(Stored records)
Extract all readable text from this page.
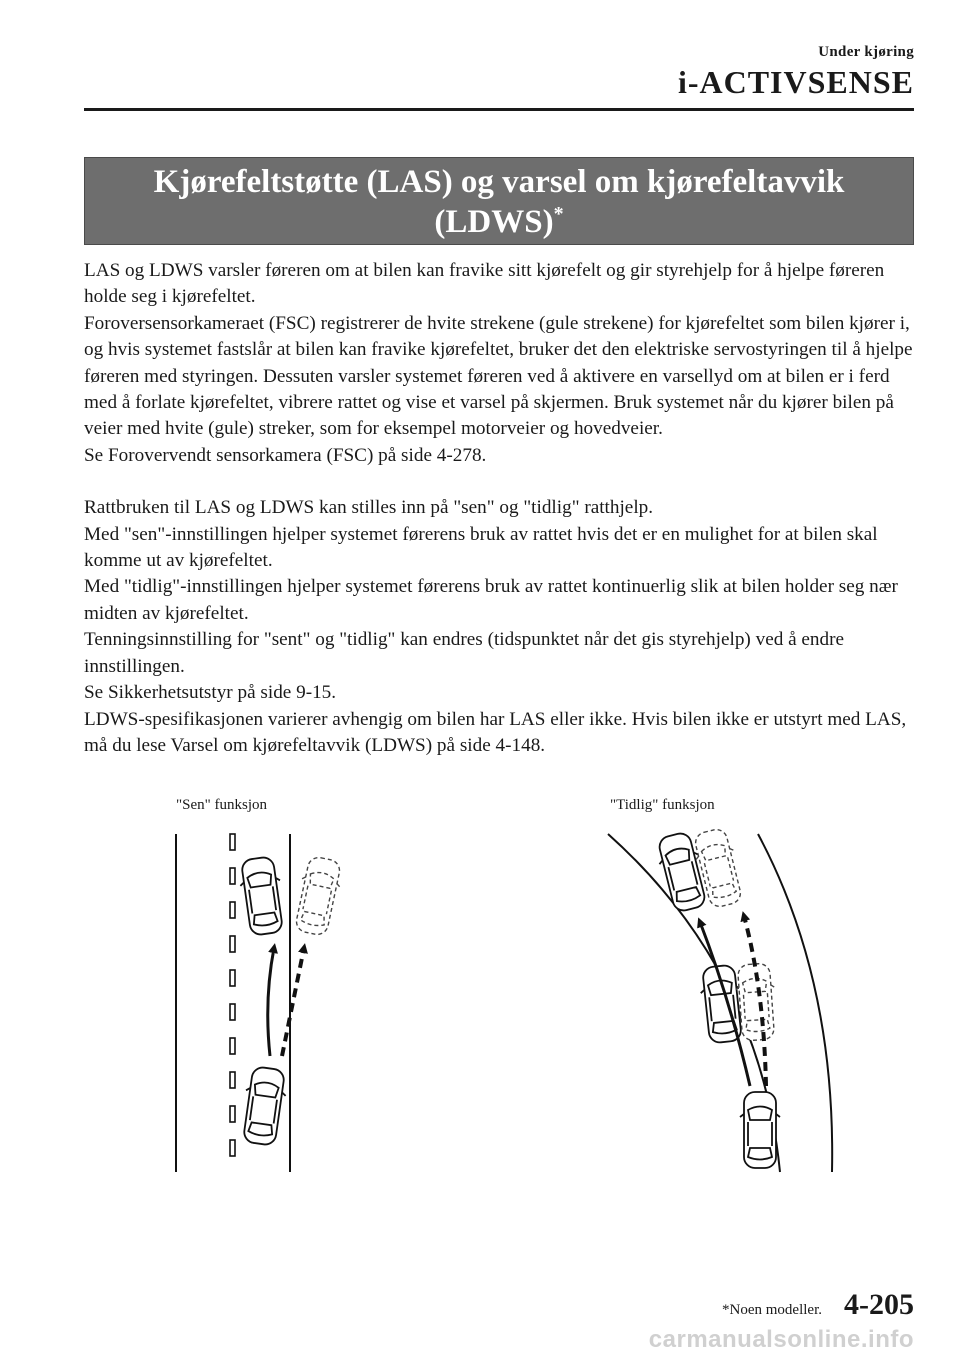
Under kjøring
i-ACTIVSENSE
Kjørefeltstøtte (LAS) og varsel om kjørefeltavvik
(LDWS)*

LAS og LDWS varsler føreren om at bilen kan fravike sitt kjørefelt og gir styrehjelp for å hjelpe føreren holde seg i kjørefeltet.

Foroversensorkameraet (FSC) registrerer de hvite strekene (gule strekene) for kjørefeltet som bilen kjører i, og hvis systemet fastslår at bilen kan fravike kjørefeltet, bruker det den elektriske servostyringen til å hjelpe føreren med styringen. Dessuten varsler systemet føreren ved å aktivere en varsellyd om at bilen er i ferd med å forlate kjørefeltet, vibrere rattet og vise et varsel på skjermen. Bruk systemet når du kjører bilen på veier med hvite (gule) streker, som for eksempel motorveier og hovedveier.

Se Forovervendt sensorkamera (FSC) på side 4-278.

Rattbruken til LAS og LDWS kan stilles inn på "sen" og "tidlig" ratthjelp.

Med "sen"-innstillingen hjelper systemet førerens bruk av rattet hvis det er en mulighet for at bilen skal komme ut av kjørefeltet.

Med "tidlig"-innstillingen hjelper systemet førerens bruk av rattet kontinuerlig slik at bilen holder seg nær midten av kjørefeltet.

Tenningsinnstilling for "sent" og "tidlig" kan endres (tidspunktet når det gis styrehjelp) ved å endre innstillingen.

Se Sikkerhetsutstyr på side 9-15.

LDWS-spesifikasjonen varierer avhengig om bilen har LAS eller ikke. Hvis bilen ikke er utstyrt med LAS, må du lese Varsel om kjørefeltavvik (LDWS) på side 4-148.

"Sen" funksjon	"Tidlig" funksjon
*Noen modeller. 4-205
carmanualsonline.info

* [AIM]
Leave images out of the retyped records; keep all else exact.

* [RESULT FOR THIS EXERCISE]
Extract all readable text from this page.
Under kjøring
i-ACTIVSENSE
Kjørefeltstøtte (LAS) og varsel om kjørefeltavvik
(LDWS)*

LAS og LDWS varsler føreren om at bilen kan fravike sitt kjørefelt og gir styrehjelp for å hjelpe føreren holde seg i kjørefeltet.

Foroversensorkameraet (FSC) registrerer de hvite strekene (gule strekene) for kjørefeltet som bilen kjører i, og hvis systemet fastslår at bilen kan fravike kjørefeltet, bruker det den elektriske servostyringen til å hjelpe føreren med styringen. Dessuten varsler systemet føreren ved å aktivere en varsellyd om at bilen er i ferd med å forlate kjørefeltet, vibrere rattet og vise et varsel på skjermen. Bruk systemet når du kjører bilen på veier med hvite (gule) streker, som for eksempel motorveier og hovedveier.

Se Forovervendt sensorkamera (FSC) på side 4-278.

Rattbruken til LAS og LDWS kan stilles inn på "sen" og "tidlig" ratthjelp.

Med "sen"-innstillingen hjelper systemet førerens bruk av rattet hvis det er en mulighet for at bilen skal komme ut av kjørefeltet.

Med "tidlig"-innstillingen hjelper systemet førerens bruk av rattet kontinuerlig slik at bilen holder seg nær midten av kjørefeltet.

Tenningsinnstilling for "sent" og "tidlig" kan endres (tidspunktet når det gis styrehjelp) ved å endre innstillingen.

Se Sikkerhetsutstyr på side 9-15.

LDWS-spesifikasjonen varierer avhengig om bilen har LAS eller ikke. Hvis bilen ikke er utstyrt med LAS, må du lese Varsel om kjørefeltavvik (LDWS) på side 4-148.

"Sen" funksjon	"Tidlig" funksjon
*Noen modeller. 4-205
carmanualsonline.info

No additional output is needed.